### [Your task]
Output the full listing below exactly as it reads, and skip anything that is a picture.

Records from a data source
>>

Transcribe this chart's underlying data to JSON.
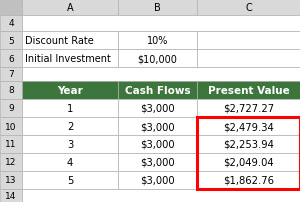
{
  "header_row": [
    "Year",
    "Cash Flows",
    "Present Value"
  ],
  "data_rows": [
    [
      "9",
      "1",
      "$3,000",
      "$2,727.27"
    ],
    [
      "10",
      "2",
      "$3,000",
      "$2,479.34"
    ],
    [
      "11",
      "3",
      "$3,000",
      "$2,253.94"
    ],
    [
      "12",
      "4",
      "$3,000",
      "$2,049.04"
    ],
    [
      "13",
      "5",
      "$3,000",
      "$1,862.76"
    ]
  ],
  "header_bg": "#3C763C",
  "header_fg": "#FFFFFF",
  "info_bg": "#FFFFFF",
  "data_bg": "#FFFFFF",
  "row_num_bg": "#D9D9D9",
  "col_header_bg": "#D9D9D9",
  "col_header_fg": "#000000",
  "top_left_bg": "#C0C0C0",
  "highlight_border": "#FF0000",
  "grid_color": "#B0B0B0"
}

<<

### [Solution for this exercise]
Transcribe this chart's underlying data to JSON.
{
  "header_row": [
    "Year",
    "Cash Flows",
    "Present Value"
  ],
  "data_rows": [
    [
      "9",
      "1",
      "$3,000",
      "$2,727.27"
    ],
    [
      "10",
      "2",
      "$3,000",
      "$2,479.34"
    ],
    [
      "11",
      "3",
      "$3,000",
      "$2,253.94"
    ],
    [
      "12",
      "4",
      "$3,000",
      "$2,049.04"
    ],
    [
      "13",
      "5",
      "$3,000",
      "$1,862.76"
    ]
  ],
  "header_bg": "#3C763C",
  "header_fg": "#FFFFFF",
  "info_bg": "#FFFFFF",
  "data_bg": "#FFFFFF",
  "row_num_bg": "#D9D9D9",
  "col_header_bg": "#D9D9D9",
  "col_header_fg": "#000000",
  "top_left_bg": "#C0C0C0",
  "highlight_border": "#FF0000",
  "grid_color": "#B0B0B0"
}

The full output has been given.